== What is expected ==
Please turn the stretch of the listing from the line containing "form-modal: Text Comments" through the line containing "cart-summary[interactable]: 0,00 ₴" into a JSON list of strings, one string per line, with blank lines left out.

== Record excerpts ==
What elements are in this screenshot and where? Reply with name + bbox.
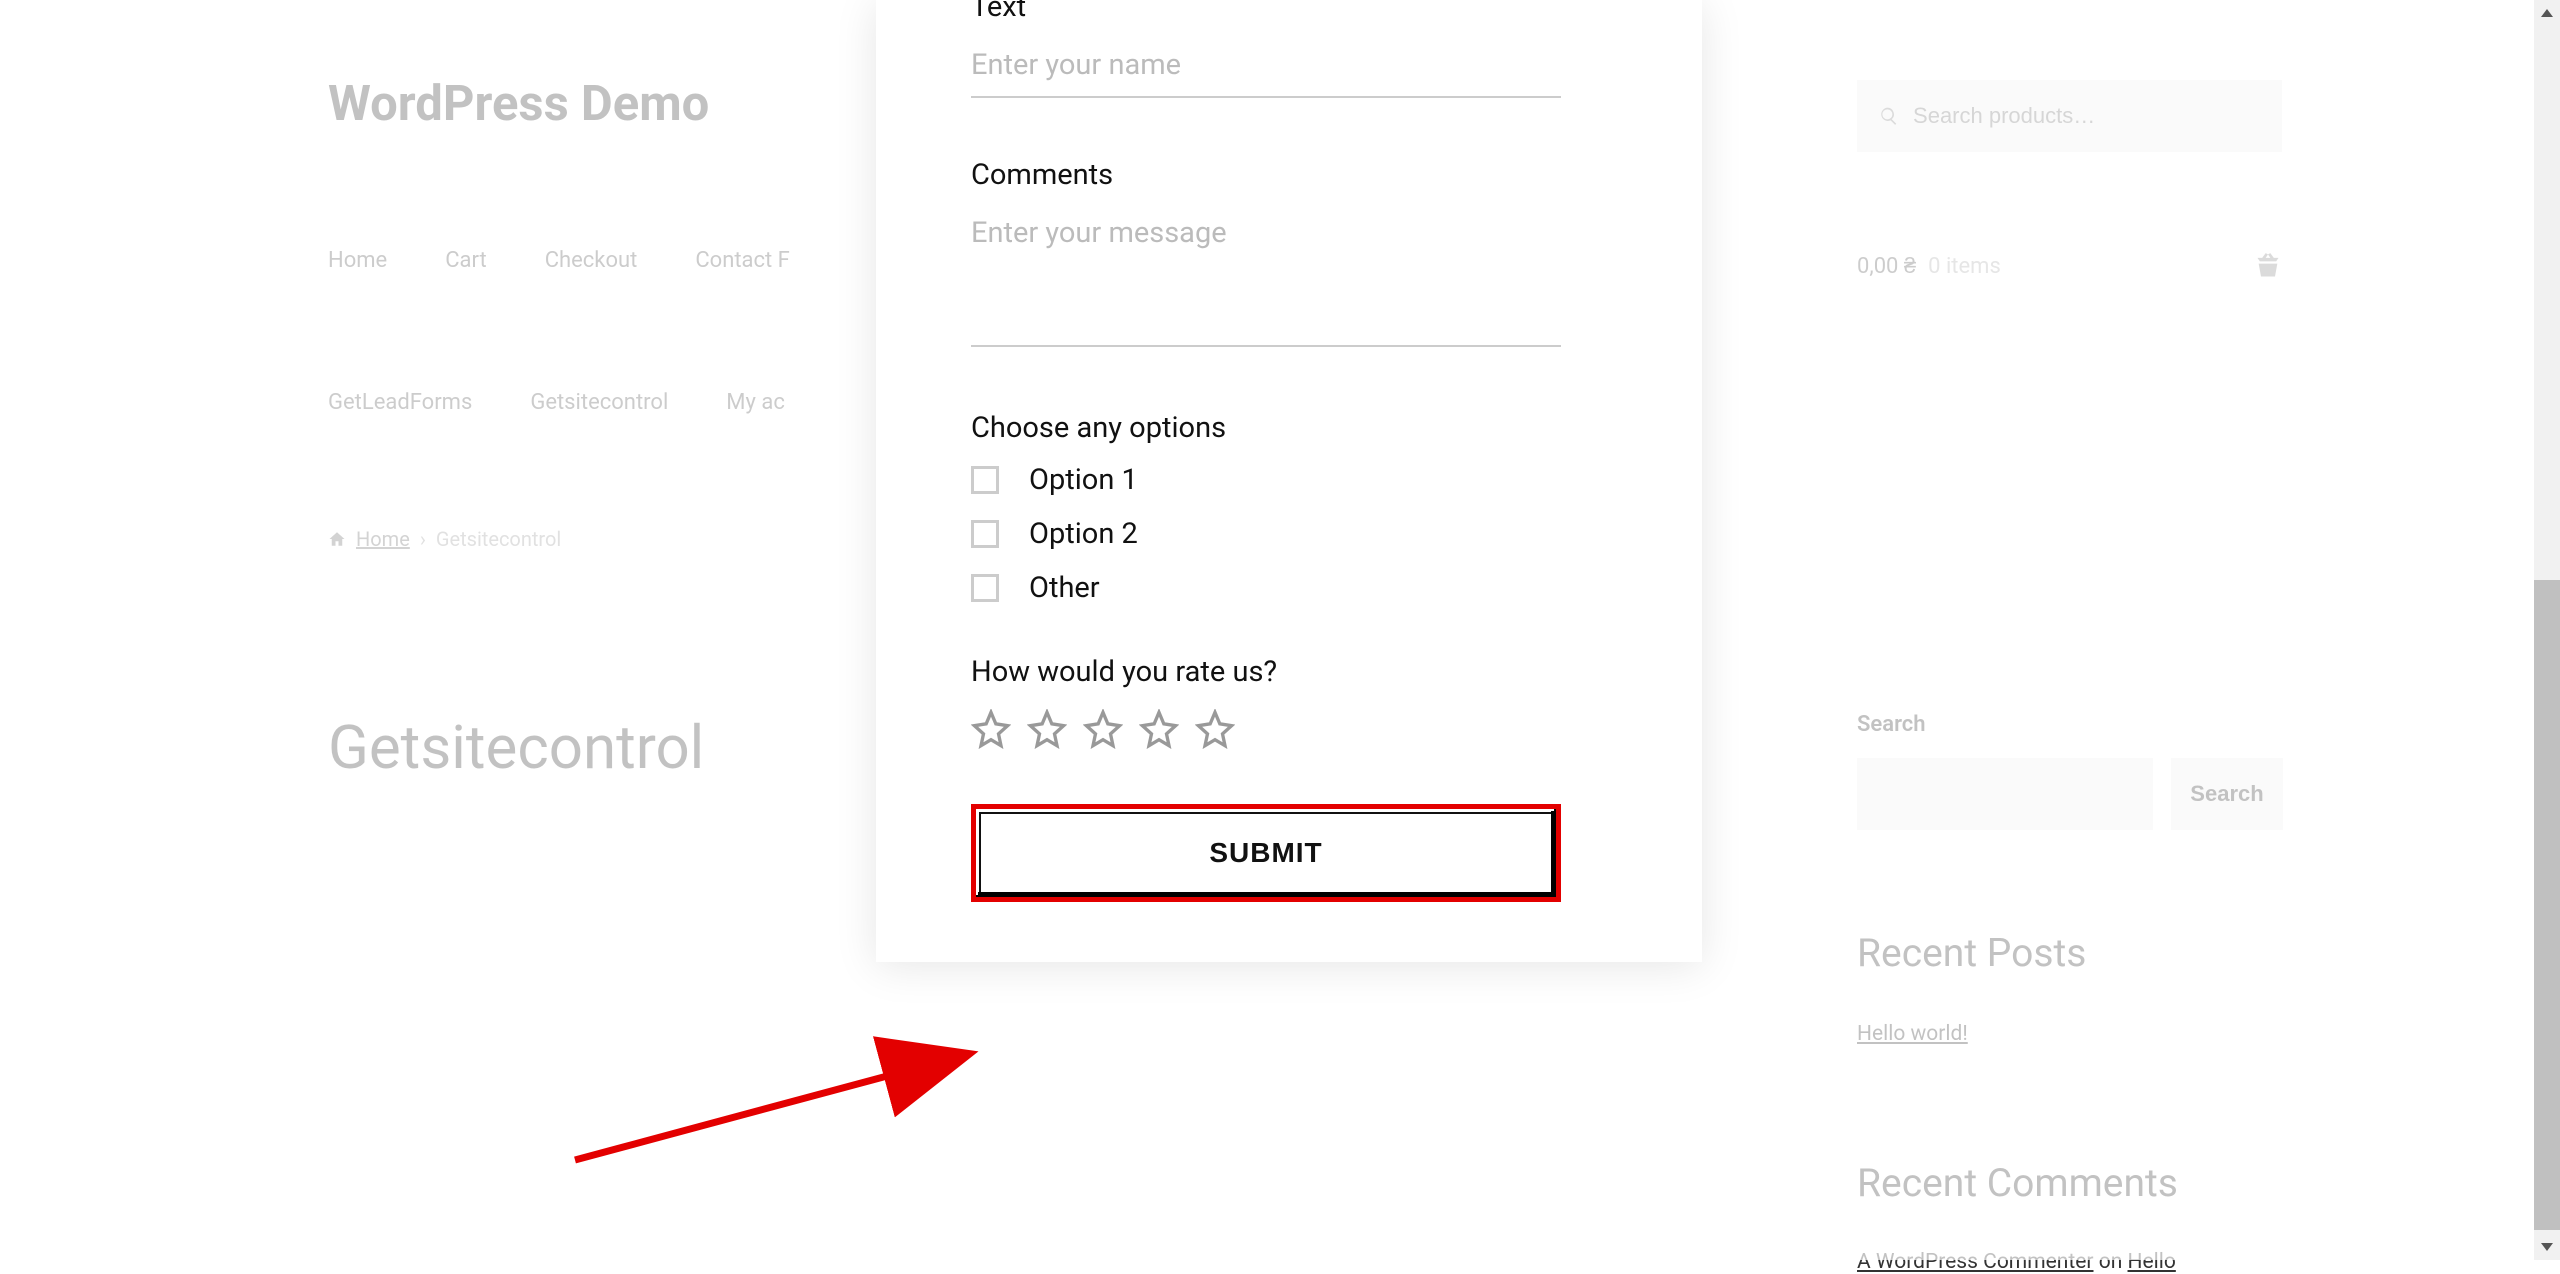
form-modal: Text Comments Choose any options Option … <box>876 0 1702 962</box>
star-icon[interactable] <box>1027 709 1067 749</box>
option-2-label: Option 2 <box>1029 517 1138 551</box>
checkbox-icon <box>971 574 999 602</box>
cart-price: 0,00 ₴ <box>1857 253 1916 279</box>
rating-stars <box>971 709 1607 749</box>
sidebar-search-label: Search <box>1857 712 1926 737</box>
star-icon[interactable] <box>1083 709 1123 749</box>
search-products-input[interactable] <box>1913 103 2260 129</box>
option-1-row[interactable]: Option 1 <box>971 463 1607 497</box>
nav-contact[interactable]: Contact F <box>695 248 790 273</box>
home-icon <box>328 530 346 548</box>
options-label: Choose any options <box>971 411 1607 445</box>
basket-icon <box>2254 252 2282 280</box>
recent-comments-heading: Recent Comments <box>1857 1160 2178 1206</box>
breadcrumb: Home › Getsitecontrol <box>328 527 561 551</box>
checkbox-icon <box>971 466 999 494</box>
rating-label: How would you rate us? <box>971 655 1607 689</box>
comments-textarea[interactable] <box>971 202 1561 347</box>
option-other-label: Other <box>1029 571 1100 605</box>
name-input[interactable] <box>971 34 1561 98</box>
scrollbar-down-button[interactable] <box>2534 1234 2560 1260</box>
search-products-box <box>1857 80 2282 152</box>
site-title: WordPress Demo <box>328 75 709 132</box>
nav-row-2: GetLeadForms Getsitecontrol My ac <box>328 390 785 415</box>
scrollbar-track[interactable] <box>2534 0 2560 1260</box>
option-2-row[interactable]: Option 2 <box>971 517 1607 551</box>
breadcrumb-sep: › <box>420 527 426 551</box>
recent-comment-author[interactable]: A WordPress Commenter <box>1857 1250 2094 1274</box>
sidebar-search-button[interactable]: Search <box>2171 758 2283 830</box>
nav-getsitecontrol[interactable]: Getsitecontrol <box>530 390 668 415</box>
checkbox-icon <box>971 520 999 548</box>
option-other-row[interactable]: Other <box>971 571 1607 605</box>
nav-getleadforms[interactable]: GetLeadForms <box>328 390 472 415</box>
scrollbar-up-button[interactable] <box>2534 0 2560 26</box>
nav-home[interactable]: Home <box>328 248 387 273</box>
search-icon <box>1879 105 1899 127</box>
sidebar-search-row: Search <box>1857 758 2283 830</box>
nav-myaccount[interactable]: My ac <box>726 390 785 415</box>
cart-summary[interactable]: 0,00 ₴ 0 items <box>1857 252 2282 280</box>
breadcrumb-home[interactable]: Home <box>356 527 410 551</box>
star-icon[interactable] <box>1139 709 1179 749</box>
scrollbar-thumb[interactable] <box>2534 580 2560 1230</box>
recent-posts-heading: Recent Posts <box>1857 930 2086 976</box>
option-1-label: Option 1 <box>1029 463 1138 497</box>
text-field-label: Text <box>971 0 1607 24</box>
cart-items: 0 items <box>1928 254 2001 279</box>
star-icon[interactable] <box>971 709 1011 749</box>
submit-button[interactable]: SUBMIT <box>979 812 1553 894</box>
star-icon[interactable] <box>1195 709 1235 749</box>
sidebar-search-input[interactable] <box>1857 758 2153 830</box>
breadcrumb-current: Getsitecontrol <box>436 527 561 551</box>
page-title: Getsitecontrol <box>328 712 704 783</box>
nav-cart[interactable]: Cart <box>445 248 486 273</box>
comments-field-label: Comments <box>971 158 1607 192</box>
recent-comment-post[interactable]: Hello <box>2128 1250 2176 1274</box>
recent-post-link[interactable]: Hello world! <box>1857 1022 1968 1046</box>
nav-checkout[interactable]: Checkout <box>545 248 638 273</box>
recent-comment-line: A WordPress Commenter on Hello <box>1857 1250 2176 1274</box>
submit-highlight: SUBMIT <box>971 804 1561 902</box>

== Finished answer ==
[
  "form-modal: Text Comments Choose any options Option … <box>876 0 1702 962</box>",
  "star-icon[interactable] <box>1027 709 1067 749</box>",
  "option-2-label: Option 2 <box>1029 517 1138 551</box>",
  "checkbox-icon <box>971 574 999 602</box>",
  "cart-price: 0,00 ₴ <box>1857 253 1916 279</box>",
  "rating-stars <box>971 709 1607 749</box>",
  "sidebar-search-label: Search <box>1857 712 1926 737</box>",
  "star-icon[interactable] <box>1083 709 1123 749</box>",
  "search-products-input[interactable] <box>1913 103 2260 129</box>",
  "option-1-row[interactable]: Option 1 <box>971 463 1607 497</box>",
  "nav-contact[interactable]: Contact F <box>695 248 790 273</box>",
  "home-icon <box>328 530 346 548</box>",
  "options-label: Choose any options <box>971 411 1607 445</box>",
  "basket-icon <box>2254 252 2282 280</box>",
  "recent-comments-heading: Recent Comments <box>1857 1160 2178 1206</box>",
  "breadcrumb: Home › Getsitecontrol <box>328 527 561 551</box>",
  "checkbox-icon <box>971 466 999 494</box>",
  "rating-label: How would you rate us? <box>971 655 1607 689</box>",
  "comments-textarea[interactable] <box>971 202 1561 347</box>",
  "option-other-label: Other <box>1029 571 1100 605</box>",
  "name-input[interactable] <box>971 34 1561 98</box>",
  "scrollbar-down-button[interactable] <box>2534 1234 2560 1260</box>",
  "search-products-box <box>1857 80 2282 152</box>",
  "site-title: WordPress Demo <box>328 75 709 132</box>",
  "nav-row-2: GetLeadForms Getsitecontrol My ac <box>328 390 785 415</box>",
  "scrollbar-track[interactable] <box>2534 0 2560 1260</box>",
  "option-2-row[interactable]: Option 2 <box>971 517 1607 551</box>",
  "breadcrumb-sep: › <box>420 527 426 551</box>",
  "recent-comment-author[interactable]: A WordPress Commenter <box>1857 1250 2094 1274</box>",
  "sidebar-search-button[interactable]: Search <box>2171 758 2283 830</box>",
  "nav-getsitecontrol[interactable]: Getsitecontrol <box>530 390 668 415</box>",
  "checkbox-icon <box>971 520 999 548</box>",
  "option-other-row[interactable]: Other <box>971 571 1607 605</box>",
  "nav-getleadforms[interactable]: GetLeadForms <box>328 390 472 415</box>",
  "scrollbar-up-button[interactable] <box>2534 0 2560 26</box>",
  "nav-home[interactable]: Home <box>328 248 387 273</box>",
  "search-icon <box>1879 105 1899 127</box>",
  "sidebar-search-row: Search <box>1857 758 2283 830</box>",
  "nav-myaccount[interactable]: My ac <box>726 390 785 415</box>",
  "cart-summary[interactable]: 0,00 ₴ 0 items <box>1857 252 2282 280</box>"
]